Ce désir existe aussi chez les étudiants ; aussi que voyons-nous ? L'impatience est telle que la garantie du stage n'existe plus. Les jeunes gens, pour être admis à plaider, sont tenus de faire un stage de trois ans ; exceptionnellement les présidents des tribunaux et des cours peuvent les autoriser à plaider.

Eh bien, l'exception est devenue de nos jours la règle, c'est-à-dire que presque tous, les jeunes gens pratiquent immédiatement après avoir été reçus docteurs eu droit. Il s'ensuit qu'ils se trouvent en quelque sorte lancés, à un âge extrêmement jeune, à l'âge de 21 ou 22 ans, dans les préoccupations de la vie matérielle, et que cet âge, dans lequel on doit surtout étudier les lettres et la science, est consacré par eux à des études professionnelles.

En Prusse, on oblige les jeunes gens à s'occuper de travaux intellectuels jusque vers l'âge de 30 ans, et lorsqu'on étudie le système des examens de ce pays, on constate que ce système n'a presque pas d'autre but.

○ ○ ○ ○ ○

> **Énoncé**
Transcrivez sans rien modifier, s'il vous plaît, le passage du texte sur le stage des jeunes avocats qui va de « Eh bien, l'exception » jusqu'à « des études professionnelles. ». La liste qui suit provient d'une autre source.

> **Données fournies**
○ ○ ○ ○ ○

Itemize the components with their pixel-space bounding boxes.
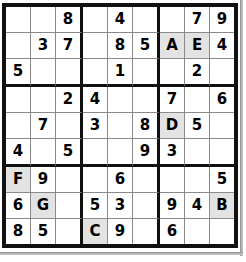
cell-r9c3[interactable]	[56, 219, 83, 244]
drop-shadow-bottom	[0, 252, 243, 255]
cell-r2c8[interactable]: E	[185, 33, 210, 59]
drop-shadow-right	[240, 0, 243, 256]
cell-r3c3[interactable]	[56, 59, 83, 87]
cell-r4c6[interactable]	[133, 87, 160, 113]
cell-r4c8[interactable]	[185, 87, 210, 113]
cell-r5c8[interactable]: 5	[185, 113, 210, 139]
cell-r6c5[interactable]	[108, 139, 133, 167]
cell-r9c8[interactable]	[185, 219, 210, 244]
cell-r8c6[interactable]	[133, 193, 160, 219]
cell-r6c2[interactable]	[31, 139, 56, 167]
cell-r5c7[interactable]: D	[160, 113, 185, 139]
cell-r3c9[interactable]	[210, 59, 234, 87]
cell-r3c8[interactable]: 2	[185, 59, 210, 87]
cell-r2c7[interactable]: A	[160, 33, 185, 59]
cell-r8c4[interactable]: 5	[83, 193, 108, 219]
cell-r1c7[interactable]	[160, 7, 185, 33]
cell-r7c5[interactable]: 6	[108, 167, 133, 193]
cell-r7c9[interactable]: 5	[210, 167, 234, 193]
cell-r9c4[interactable]: C	[83, 219, 108, 244]
cell-r6c7[interactable]: 3	[160, 139, 185, 167]
cell-r3c7[interactable]	[160, 59, 185, 87]
cell-r5c4[interactable]: 3	[83, 113, 108, 139]
cell-r5c1[interactable]	[6, 113, 31, 139]
cell-r7c2[interactable]: 9	[31, 167, 56, 193]
cell-r5c6[interactable]: 8	[133, 113, 160, 139]
sudoku-board: 84793785AE45122476738D54593F9656G5394B85…	[2, 3, 238, 248]
cell-r9c5[interactable]: 9	[108, 219, 133, 244]
cell-r7c3[interactable]	[56, 167, 83, 193]
cell-r6c8[interactable]	[185, 139, 210, 167]
cell-r3c1[interactable]: 5	[6, 59, 31, 87]
cell-r1c3[interactable]: 8	[56, 7, 83, 33]
cell-r1c2[interactable]	[31, 7, 56, 33]
cell-r7c8[interactable]	[185, 167, 210, 193]
cell-r6c6[interactable]: 9	[133, 139, 160, 167]
cell-r5c5[interactable]	[108, 113, 133, 139]
cell-r6c1[interactable]: 4	[6, 139, 31, 167]
sudoku-screenshot: 84793785AE45122476738D54593F9656G5394B85…	[0, 0, 246, 262]
cell-r7c7[interactable]	[160, 167, 185, 193]
cell-r6c4[interactable]	[83, 139, 108, 167]
cell-r7c4[interactable]	[83, 167, 108, 193]
cell-r5c3[interactable]	[56, 113, 83, 139]
cell-r4c7[interactable]: 7	[160, 87, 185, 113]
cell-r8c5[interactable]: 3	[108, 193, 133, 219]
cell-r3c4[interactable]	[83, 59, 108, 87]
cell-r5c2[interactable]: 7	[31, 113, 56, 139]
cell-r8c9[interactable]: B	[210, 193, 234, 219]
cell-r1c8[interactable]: 7	[185, 7, 210, 33]
cell-r1c1[interactable]	[6, 7, 31, 33]
cell-r1c5[interactable]: 4	[108, 7, 133, 33]
cell-r9c6[interactable]	[133, 219, 160, 244]
cell-r8c1[interactable]: 6	[6, 193, 31, 219]
cell-r6c3[interactable]: 5	[56, 139, 83, 167]
cell-r9c9[interactable]	[210, 219, 234, 244]
cell-r2c6[interactable]: 5	[133, 33, 160, 59]
cell-r9c2[interactable]: 5	[31, 219, 56, 244]
cell-r1c6[interactable]	[133, 7, 160, 33]
cell-r2c1[interactable]	[6, 33, 31, 59]
cell-r2c9[interactable]: 4	[210, 33, 234, 59]
cell-r8c8[interactable]: 4	[185, 193, 210, 219]
cell-r4c2[interactable]	[31, 87, 56, 113]
cell-r4c3[interactable]: 2	[56, 87, 83, 113]
cell-r4c9[interactable]: 6	[210, 87, 234, 113]
cell-r6c9[interactable]	[210, 139, 234, 167]
cell-r2c4[interactable]	[83, 33, 108, 59]
cell-r4c5[interactable]	[108, 87, 133, 113]
cell-r3c2[interactable]	[31, 59, 56, 87]
cell-r9c7[interactable]: 6	[160, 219, 185, 244]
cell-r1c4[interactable]	[83, 7, 108, 33]
cell-r4c1[interactable]	[6, 87, 31, 113]
cell-r4c4[interactable]: 4	[83, 87, 108, 113]
cell-r8c2[interactable]: G	[31, 193, 56, 219]
cell-r5c9[interactable]	[210, 113, 234, 139]
cell-r7c6[interactable]	[133, 167, 160, 193]
cell-r9c1[interactable]: 8	[6, 219, 31, 244]
cell-r7c1[interactable]: F	[6, 167, 31, 193]
cell-r2c5[interactable]: 8	[108, 33, 133, 59]
cell-r3c6[interactable]	[133, 59, 160, 87]
cell-r8c3[interactable]	[56, 193, 83, 219]
cell-r8c7[interactable]: 9	[160, 193, 185, 219]
cell-r3c5[interactable]: 1	[108, 59, 133, 87]
cell-r2c3[interactable]: 7	[56, 33, 83, 59]
cell-r2c2[interactable]: 3	[31, 33, 56, 59]
cell-r1c9[interactable]: 9	[210, 7, 234, 33]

○ ○ ○ ○ ○

> **Résultat obtenu**
Eh bien, l'exception est devenue de nos jours la règle, c'est-à-dire que presque tous, les jeunes gens pratiquent immédiatement après avoir été reçus docteurs eu droit. Il s'ensuit qu'ils se trouvent en quelque sorte lancés, à un âge extrêmement jeune, à l'âge de 21 ou 22 ans, dans les préoccupations de la vie matérielle, et que cet âge, dans lequel on doit surtout étudier les lettres et la science, est consacré par eux à des études professionnelles.